Copy each line in the data that includes the word "name".

<<<<

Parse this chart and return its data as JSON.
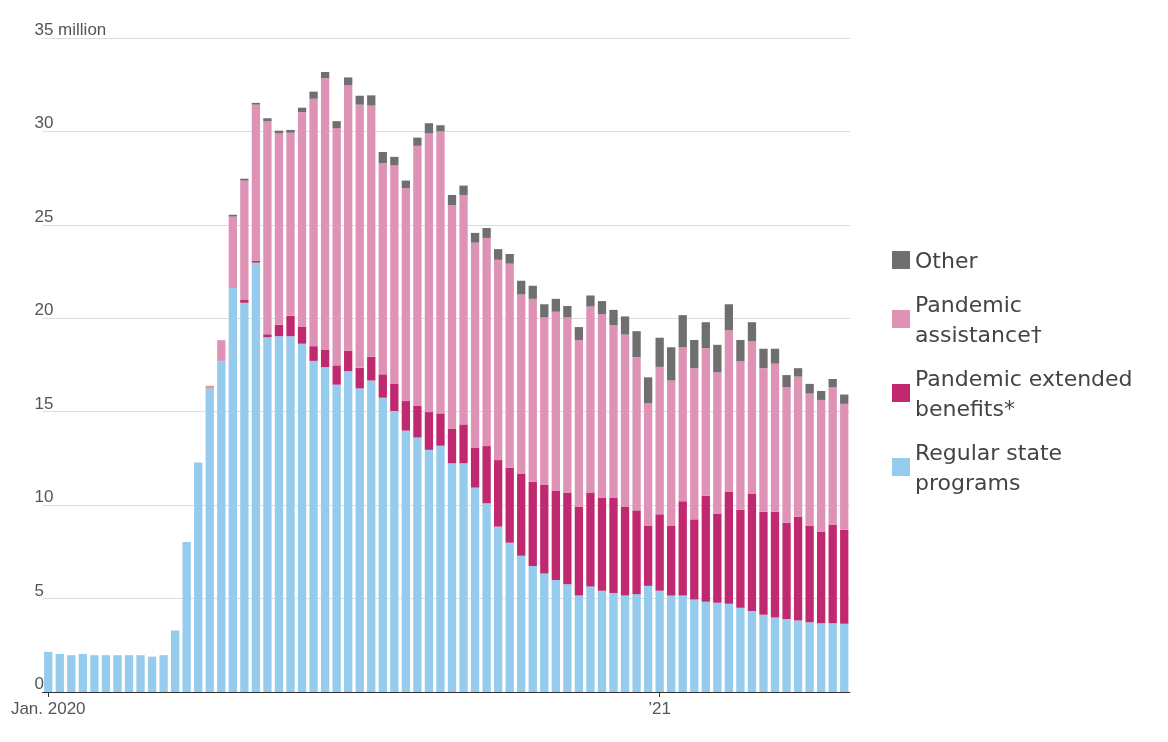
{
  "chart_data": {
    "type": "bar",
    "stacked": true,
    "categories": [
      "Jan. 2020",
      null,
      null,
      null,
      null,
      null,
      null,
      null,
      null,
      null,
      null,
      null,
      null,
      null,
      null,
      null,
      null,
      null,
      null,
      null,
      null,
      null,
      null,
      null,
      null,
      null,
      null,
      null,
      null,
      null,
      null,
      null,
      null,
      null,
      null,
      null,
      null,
      null,
      null,
      null,
      null,
      null,
      null,
      null,
      null,
      null,
      null,
      null,
      null,
      null,
      null,
      null,
      null,
      "’21",
      null,
      null,
      null,
      null,
      null,
      null,
      null,
      null,
      null,
      null,
      null,
      null,
      null,
      null,
      null,
      null
    ],
    "ylim": [
      0,
      35
    ],
    "yticks": [
      0,
      5,
      10,
      15,
      20,
      25,
      30,
      {
        "value": 35,
        "label": "35 million"
      }
    ],
    "grid": "y",
    "legend": "right",
    "series": [
      {
        "name": "Regular state programs",
        "color": "#95cbec",
        "values": [
          2.15,
          2.04,
          1.97,
          2.04,
          1.97,
          1.97,
          1.97,
          1.97,
          1.97,
          1.89,
          1.97,
          3.29,
          8.03,
          12.28,
          16.24,
          17.68,
          21.62,
          20.83,
          22.98,
          18.99,
          19.04,
          19.04,
          18.64,
          17.72,
          17.39,
          16.45,
          17.17,
          16.25,
          16.67,
          15.75,
          15.04,
          13.99,
          13.62,
          12.96,
          13.18,
          12.24,
          12.24,
          10.94,
          10.1,
          8.85,
          7.99,
          7.29,
          6.74,
          6.34,
          5.99,
          5.76,
          5.17,
          5.64,
          5.42,
          5.3,
          5.17,
          5.24,
          5.68,
          5.42,
          5.16,
          5.16,
          4.95,
          4.83,
          4.77,
          4.72,
          4.51,
          4.34,
          4.13,
          3.99,
          3.91,
          3.82,
          3.73,
          3.68,
          3.68,
          3.65
        ]
      },
      {
        "name": "Pandemic extended benefits*",
        "color": "#c0286f",
        "values": [
          0,
          0,
          0,
          0,
          0,
          0,
          0,
          0,
          0,
          0,
          0,
          0,
          0,
          0,
          0,
          0,
          0,
          0.15,
          0.1,
          0.15,
          0.61,
          1.09,
          0.92,
          0.79,
          0.94,
          1.03,
          1.1,
          1.1,
          1.27,
          1.25,
          1.47,
          1.58,
          1.69,
          2.02,
          1.73,
          1.86,
          2.08,
          2.12,
          3.06,
          3.56,
          4.02,
          4.38,
          4.51,
          4.74,
          4.77,
          4.92,
          4.73,
          5.04,
          4.96,
          5.08,
          4.76,
          4.48,
          3.21,
          4.09,
          3.73,
          5.05,
          4.29,
          5.67,
          4.78,
          5.99,
          5.25,
          6.25,
          5.51,
          5.65,
          5.15,
          5.56,
          5.16,
          4.91,
          5.26,
          5.03
        ]
      },
      {
        "name": "Pandemic assistance†",
        "color": "#de92b6",
        "values": [
          0,
          0,
          0,
          0,
          0,
          0,
          0,
          0,
          0,
          0,
          0,
          0,
          0,
          0,
          0.15,
          1.15,
          3.82,
          6.39,
          8.35,
          11.41,
          10.24,
          9.8,
          11.47,
          13.24,
          14.52,
          12.7,
          14.21,
          14.08,
          13.44,
          11.31,
          11.69,
          11.4,
          13.92,
          14.91,
          15.09,
          11.95,
          12.28,
          10.99,
          11.14,
          10.72,
          10.91,
          9.6,
          9.79,
          8.97,
          9.59,
          9.37,
          8.94,
          9.95,
          9.85,
          9.24,
          9.2,
          8.2,
          6.56,
          7.89,
          7.78,
          8.23,
          8.09,
          7.9,
          7.55,
          8.65,
          7.95,
          8.19,
          7.69,
          7.93,
          7.26,
          7.5,
          7.08,
          7.04,
          7.38,
          6.74
        ]
      },
      {
        "name": "Other",
        "color": "#6f6f6f",
        "values": [
          0,
          0,
          0,
          0,
          0,
          0,
          0,
          0,
          0,
          0,
          0,
          0,
          0,
          0,
          0,
          0,
          0.1,
          0.1,
          0.1,
          0.15,
          0.15,
          0.15,
          0.24,
          0.38,
          0.33,
          0.37,
          0.41,
          0.48,
          0.55,
          0.59,
          0.44,
          0.4,
          0.44,
          0.55,
          0.33,
          0.55,
          0.5,
          0.52,
          0.53,
          0.57,
          0.52,
          0.74,
          0.7,
          0.7,
          0.69,
          0.61,
          0.69,
          0.59,
          0.69,
          0.83,
          0.97,
          1.39,
          1.39,
          1.56,
          1.78,
          1.73,
          1.51,
          1.39,
          1.48,
          1.39,
          1.13,
          1.01,
          1.04,
          0.8,
          0.64,
          0.45,
          0.52,
          0.48,
          0.43,
          0.5
        ]
      }
    ]
  }
}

>>>>

**Answer in full**
        "name": "Regular state programs",
        "name": "Pandemic extended benefits*",
        "name": "Pandemic assistance†",
        "name": "Other",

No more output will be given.